Dataset records:
******

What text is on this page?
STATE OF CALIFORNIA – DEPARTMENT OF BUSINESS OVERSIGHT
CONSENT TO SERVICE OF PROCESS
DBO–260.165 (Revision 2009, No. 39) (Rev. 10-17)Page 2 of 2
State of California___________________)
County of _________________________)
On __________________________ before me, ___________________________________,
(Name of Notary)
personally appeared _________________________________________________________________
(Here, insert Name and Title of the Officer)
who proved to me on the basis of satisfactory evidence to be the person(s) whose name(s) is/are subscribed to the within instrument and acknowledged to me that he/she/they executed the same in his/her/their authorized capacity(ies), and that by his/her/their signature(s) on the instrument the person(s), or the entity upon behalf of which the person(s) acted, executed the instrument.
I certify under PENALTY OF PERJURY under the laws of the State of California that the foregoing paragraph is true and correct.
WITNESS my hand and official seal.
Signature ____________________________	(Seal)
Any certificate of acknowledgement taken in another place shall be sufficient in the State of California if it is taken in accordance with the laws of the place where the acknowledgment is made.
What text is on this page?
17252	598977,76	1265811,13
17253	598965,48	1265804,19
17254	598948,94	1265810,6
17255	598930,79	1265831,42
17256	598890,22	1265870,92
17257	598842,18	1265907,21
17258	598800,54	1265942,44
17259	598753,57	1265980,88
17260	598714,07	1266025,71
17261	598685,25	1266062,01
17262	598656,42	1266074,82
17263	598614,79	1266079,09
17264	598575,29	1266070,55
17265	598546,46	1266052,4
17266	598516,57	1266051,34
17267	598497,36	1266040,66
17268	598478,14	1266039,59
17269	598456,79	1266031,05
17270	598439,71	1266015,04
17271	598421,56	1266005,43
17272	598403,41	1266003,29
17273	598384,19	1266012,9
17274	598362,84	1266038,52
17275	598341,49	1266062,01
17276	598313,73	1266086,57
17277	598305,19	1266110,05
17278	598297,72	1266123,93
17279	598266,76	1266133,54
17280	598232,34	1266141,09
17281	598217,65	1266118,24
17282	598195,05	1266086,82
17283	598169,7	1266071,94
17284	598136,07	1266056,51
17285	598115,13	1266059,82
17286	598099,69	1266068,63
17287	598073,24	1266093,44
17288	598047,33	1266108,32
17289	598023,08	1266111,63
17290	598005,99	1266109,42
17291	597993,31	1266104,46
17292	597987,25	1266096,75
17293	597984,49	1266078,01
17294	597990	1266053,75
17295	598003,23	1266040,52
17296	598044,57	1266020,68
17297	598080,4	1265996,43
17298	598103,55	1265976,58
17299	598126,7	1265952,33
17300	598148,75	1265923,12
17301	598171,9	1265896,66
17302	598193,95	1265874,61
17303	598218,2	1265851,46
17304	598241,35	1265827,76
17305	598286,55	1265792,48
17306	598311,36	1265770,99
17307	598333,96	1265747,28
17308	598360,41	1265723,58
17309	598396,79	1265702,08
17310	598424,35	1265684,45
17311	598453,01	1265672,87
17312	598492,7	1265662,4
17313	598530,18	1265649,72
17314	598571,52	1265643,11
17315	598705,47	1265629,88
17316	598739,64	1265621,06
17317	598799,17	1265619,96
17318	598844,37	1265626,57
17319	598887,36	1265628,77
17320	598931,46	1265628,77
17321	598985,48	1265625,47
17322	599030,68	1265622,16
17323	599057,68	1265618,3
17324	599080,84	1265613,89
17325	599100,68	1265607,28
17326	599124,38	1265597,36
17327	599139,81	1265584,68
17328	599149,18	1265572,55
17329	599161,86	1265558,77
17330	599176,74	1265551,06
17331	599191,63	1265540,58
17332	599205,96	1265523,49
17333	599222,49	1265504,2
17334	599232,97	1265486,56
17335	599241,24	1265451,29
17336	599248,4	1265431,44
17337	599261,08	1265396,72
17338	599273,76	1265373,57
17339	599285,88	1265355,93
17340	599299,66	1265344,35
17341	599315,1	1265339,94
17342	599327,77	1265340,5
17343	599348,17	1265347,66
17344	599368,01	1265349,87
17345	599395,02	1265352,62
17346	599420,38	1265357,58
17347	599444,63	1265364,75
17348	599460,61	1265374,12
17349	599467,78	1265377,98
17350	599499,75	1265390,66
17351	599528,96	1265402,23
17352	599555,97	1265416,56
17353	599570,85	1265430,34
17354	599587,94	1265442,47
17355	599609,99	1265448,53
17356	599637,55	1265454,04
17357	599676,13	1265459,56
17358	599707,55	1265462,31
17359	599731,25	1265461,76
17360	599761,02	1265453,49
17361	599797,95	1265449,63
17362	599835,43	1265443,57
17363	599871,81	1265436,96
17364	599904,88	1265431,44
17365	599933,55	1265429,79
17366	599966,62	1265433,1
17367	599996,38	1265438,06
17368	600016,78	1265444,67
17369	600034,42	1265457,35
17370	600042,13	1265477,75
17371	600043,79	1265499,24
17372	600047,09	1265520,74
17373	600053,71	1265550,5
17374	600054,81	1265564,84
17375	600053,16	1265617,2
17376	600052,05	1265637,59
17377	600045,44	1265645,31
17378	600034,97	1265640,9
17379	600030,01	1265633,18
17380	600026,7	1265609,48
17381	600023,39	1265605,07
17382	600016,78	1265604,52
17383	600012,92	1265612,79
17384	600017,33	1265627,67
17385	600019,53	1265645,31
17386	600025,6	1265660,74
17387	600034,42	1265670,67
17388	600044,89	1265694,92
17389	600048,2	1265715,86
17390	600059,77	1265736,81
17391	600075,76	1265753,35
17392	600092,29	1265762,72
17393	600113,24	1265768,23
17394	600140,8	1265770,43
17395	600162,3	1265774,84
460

******

» To be done
Please set down the whole listing above without altering a single line.

» Complete answer
What text is on this page?
STATE OF CALIFORNIA – DEPARTMENT OF BUSINESS OVERSIGHT
CONSENT TO SERVICE OF PROCESS
DBO–260.165 (Revision 2009, No. 39) (Rev. 10-17)Page 2 of 2
State of California___________________)
County of _________________________)
On __________________________ before me, ___________________________________,
(Name of Notary)
personally appeared _________________________________________________________________
(Here, insert Name and Title of the Officer)
who proved to me on the basis of satisfactory evidence to be the person(s) whose name(s) is/are subscribed to the within instrument and acknowledged to me that he/she/they executed the same in his/her/their authorized capacity(ies), and that by his/her/their signature(s) on the instrument the person(s), or the entity upon behalf of which the person(s) acted, executed the instrument.
I certify under PENALTY OF PERJURY under the laws of the State of California that the foregoing paragraph is true and correct.
WITNESS my hand and official seal.
Signature ____________________________	(Seal)
Any certificate of acknowledgement taken in another place shall be sufficient in the State of California if it is taken in accordance with the laws of the place where the acknowledgment is made.
What text is on this page?
17252	598977,76	1265811,13
17253	598965,48	1265804,19
17254	598948,94	1265810,6
17255	598930,79	1265831,42
17256	598890,22	1265870,92
17257	598842,18	1265907,21
17258	598800,54	1265942,44
17259	598753,57	1265980,88
17260	598714,07	1266025,71
17261	598685,25	1266062,01
17262	598656,42	1266074,82
17263	598614,79	1266079,09
17264	598575,29	1266070,55
17265	598546,46	1266052,4
17266	598516,57	1266051,34
17267	598497,36	1266040,66
17268	598478,14	1266039,59
17269	598456,79	1266031,05
17270	598439,71	1266015,04
17271	598421,56	1266005,43
17272	598403,41	1266003,29
17273	598384,19	1266012,9
17274	598362,84	1266038,52
17275	598341,49	1266062,01
17276	598313,73	1266086,57
17277	598305,19	1266110,05
17278	598297,72	1266123,93
17279	598266,76	1266133,54
17280	598232,34	1266141,09
17281	598217,65	1266118,24
17282	598195,05	1266086,82
17283	598169,7	1266071,94
17284	598136,07	1266056,51
17285	598115,13	1266059,82
17286	598099,69	1266068,63
17287	598073,24	1266093,44
17288	598047,33	1266108,32
17289	598023,08	1266111,63
17290	598005,99	1266109,42
17291	597993,31	1266104,46
17292	597987,25	1266096,75
17293	597984,49	1266078,01
17294	597990	1266053,75
17295	598003,23	1266040,52
17296	598044,57	1266020,68
17297	598080,4	1265996,43
17298	598103,55	1265976,58
17299	598126,7	1265952,33
17300	598148,75	1265923,12
17301	598171,9	1265896,66
17302	598193,95	1265874,61
17303	598218,2	1265851,46
17304	598241,35	1265827,76
17305	598286,55	1265792,48
17306	598311,36	1265770,99
17307	598333,96	1265747,28
17308	598360,41	1265723,58
17309	598396,79	1265702,08
17310	598424,35	1265684,45
17311	598453,01	1265672,87
17312	598492,7	1265662,4
17313	598530,18	1265649,72
17314	598571,52	1265643,11
17315	598705,47	1265629,88
17316	598739,64	1265621,06
17317	598799,17	1265619,96
17318	598844,37	1265626,57
17319	598887,36	1265628,77
17320	598931,46	1265628,77
17321	598985,48	1265625,47
17322	599030,68	1265622,16
17323	599057,68	1265618,3
17324	599080,84	1265613,89
17325	599100,68	1265607,28
17326	599124,38	1265597,36
17327	599139,81	1265584,68
17328	599149,18	1265572,55
17329	599161,86	1265558,77
17330	599176,74	1265551,06
17331	599191,63	1265540,58
17332	599205,96	1265523,49
17333	599222,49	1265504,2
17334	599232,97	1265486,56
17335	599241,24	1265451,29
17336	599248,4	1265431,44
17337	599261,08	1265396,72
17338	599273,76	1265373,57
17339	599285,88	1265355,93
17340	599299,66	1265344,35
17341	599315,1	1265339,94
17342	599327,77	1265340,5
17343	599348,17	1265347,66
17344	599368,01	1265349,87
17345	599395,02	1265352,62
17346	599420,38	1265357,58
17347	599444,63	1265364,75
17348	599460,61	1265374,12
17349	599467,78	1265377,98
17350	599499,75	1265390,66
17351	599528,96	1265402,23
17352	599555,97	1265416,56
17353	599570,85	1265430,34
17354	599587,94	1265442,47
17355	599609,99	1265448,53
17356	599637,55	1265454,04
17357	599676,13	1265459,56
17358	599707,55	1265462,31
17359	599731,25	1265461,76
17360	599761,02	1265453,49
17361	599797,95	1265449,63
17362	599835,43	1265443,57
17363	599871,81	1265436,96
17364	599904,88	1265431,44
17365	599933,55	1265429,79
17366	599966,62	1265433,1
17367	599996,38	1265438,06
17368	600016,78	1265444,67
17369	600034,42	1265457,35
17370	600042,13	1265477,75
17371	600043,79	1265499,24
17372	600047,09	1265520,74
17373	600053,71	1265550,5
17374	600054,81	1265564,84
17375	600053,16	1265617,2
17376	600052,05	1265637,59
17377	600045,44	1265645,31
17378	600034,97	1265640,9
17379	600030,01	1265633,18
17380	600026,7	1265609,48
17381	600023,39	1265605,07
17382	600016,78	1265604,52
17383	600012,92	1265612,79
17384	600017,33	1265627,67
17385	600019,53	1265645,31
17386	600025,6	1265660,74
17387	600034,42	1265670,67
17388	600044,89	1265694,92
17389	600048,2	1265715,86
17390	600059,77	1265736,81
17391	600075,76	1265753,35
17392	600092,29	1265762,72
17393	600113,24	1265768,23
17394	600140,8	1265770,43
17395	600162,3	1265774,84
460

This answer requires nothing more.